--- START Provided information ---

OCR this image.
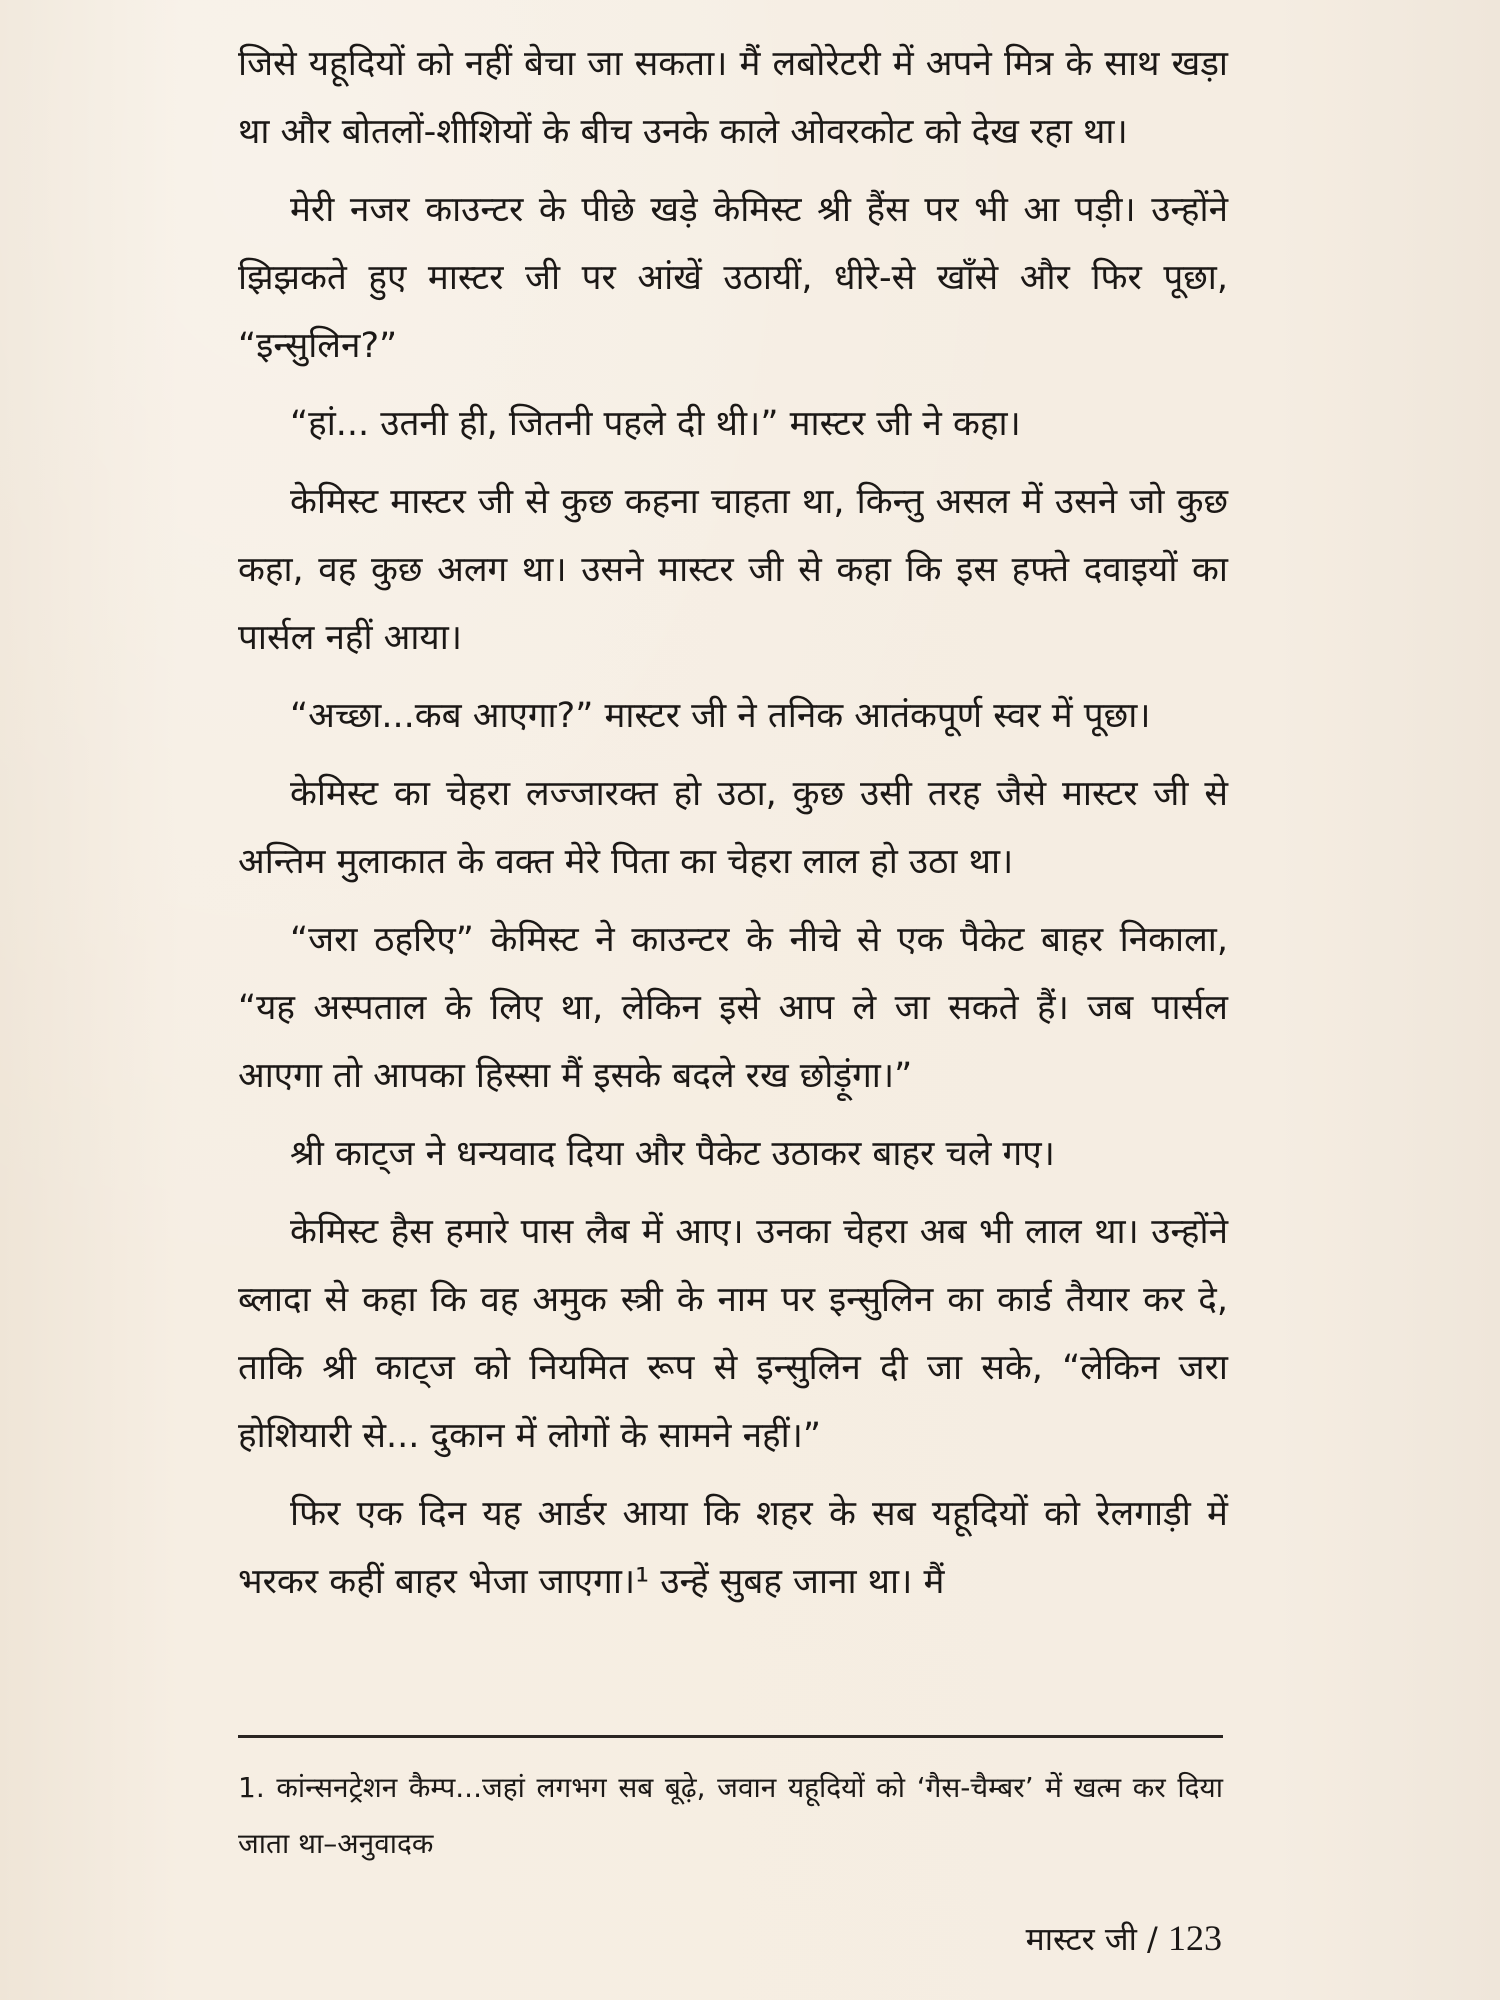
जिसे यहूदियों को नहीं बेचा जा सकता। मैं लबोरेटरी में अपने मित्र के साथ खड़ा था और बोतलों-शीशियों के बीच उनके काले ओवरकोट को देख रहा था।

मेरी नजर काउन्टर के पीछे खड़े केमिस्ट श्री हैंस पर भी आ पड़ी। उन्होंने झिझकते हुए मास्टर जी पर आंखें उठायीं, धीरे-से खाँसे और फिर पूछा, “इन्सुलिन?”

“हां... उतनी ही, जितनी पहले दी थी।” मास्टर जी ने कहा।

केमिस्ट मास्टर जी से कुछ कहना चाहता था, किन्तु असल में उसने जो कुछ कहा, वह कुछ अलग था। उसने मास्टर जी से कहा कि इस हफ्ते दवाइयों का पार्सल नहीं आया।

“अच्छा...कब आएगा?” मास्टर जी ने तनिक आतंकपूर्ण स्वर में पूछा।

केमिस्ट का चेहरा लज्जारक्त हो उठा, कुछ उसी तरह जैसे मास्टर जी से अन्तिम मुलाकात के वक्त मेरे पिता का चेहरा लाल हो उठा था।

“जरा ठहरिए” केमिस्ट ने काउन्टर के नीचे से एक पैकेट बाहर निकाला, “यह अस्पताल के लिए था, लेकिन इसे आप ले जा सकते हैं। जब पार्सल आएगा तो आपका हिस्सा मैं इसके बदले रख छोड़ूंगा।”

श्री काट्ज ने धन्यवाद दिया और पैकेट उठाकर बाहर चले गए।

केमिस्ट हैस हमारे पास लैब में आए। उनका चेहरा अब भी लाल था। उन्होंने ब्लादा से कहा कि वह अमुक स्त्री के नाम पर इन्सुलिन का कार्ड तैयार कर दे, ताकि श्री काट्ज को नियमित रूप से इन्सुलिन दी जा सके, “लेकिन जरा होशियारी से... दुकान में लोगों के सामने नहीं।”

फिर एक दिन यह आर्डर आया कि शहर के सब यहूदियों को रेलगाड़ी में भरकर कहीं बाहर भेजा जाएगा।¹ उन्हें सुबह जाना था। मैं

1. कांन्सनट्रेशन कैम्प...जहां लगभग सब बूढ़े, जवान यहूदियों को ‘गैस-चैम्बर’ में खत्म कर दिया जाता था–अनुवादक

मास्टर जी / 123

--- END Provided information ---

Request = Using the material above, retype each entry exactly and omit the pictures.

Full solution =
OCR this image.
जिसे यहूदियों को नहीं बेचा जा सकता। मैं लबोरेटरी में अपने मित्र के साथ खड़ा था और बोतलों-शीशियों के बीच उनके काले ओवरकोट को देख रहा था।

मेरी नजर काउन्टर के पीछे खड़े केमिस्ट श्री हैंस पर भी आ पड़ी। उन्होंने झिझकते हुए मास्टर जी पर आंखें उठायीं, धीरे-से खाँसे और फिर पूछा, “इन्सुलिन?”

“हां... उतनी ही, जितनी पहले दी थी।” मास्टर जी ने कहा।

केमिस्ट मास्टर जी से कुछ कहना चाहता था, किन्तु असल में उसने जो कुछ कहा, वह कुछ अलग था। उसने मास्टर जी से कहा कि इस हफ्ते दवाइयों का पार्सल नहीं आया।

“अच्छा...कब आएगा?” मास्टर जी ने तनिक आतंकपूर्ण स्वर में पूछा।

केमिस्ट का चेहरा लज्जारक्त हो उठा, कुछ उसी तरह जैसे मास्टर जी से अन्तिम मुलाकात के वक्त मेरे पिता का चेहरा लाल हो उठा था।

“जरा ठहरिए” केमिस्ट ने काउन्टर के नीचे से एक पैकेट बाहर निकाला, “यह अस्पताल के लिए था, लेकिन इसे आप ले जा सकते हैं। जब पार्सल आएगा तो आपका हिस्सा मैं इसके बदले रख छोड़ूंगा।”

श्री काट्ज ने धन्यवाद दिया और पैकेट उठाकर बाहर चले गए।

केमिस्ट हैस हमारे पास लैब में आए। उनका चेहरा अब भी लाल था। उन्होंने ब्लादा से कहा कि वह अमुक स्त्री के नाम पर इन्सुलिन का कार्ड तैयार कर दे, ताकि श्री काट्ज को नियमित रूप से इन्सुलिन दी जा सके, “लेकिन जरा होशियारी से... दुकान में लोगों के सामने नहीं।”

फिर एक दिन यह आर्डर आया कि शहर के सब यहूदियों को रेलगाड़ी में भरकर कहीं बाहर भेजा जाएगा।¹ उन्हें सुबह जाना था। मैं

1. कांन्सनट्रेशन कैम्प...जहां लगभग सब बूढ़े, जवान यहूदियों को ‘गैस-चैम्बर’ में खत्म कर दिया जाता था–अनुवादक

मास्टर जी / 123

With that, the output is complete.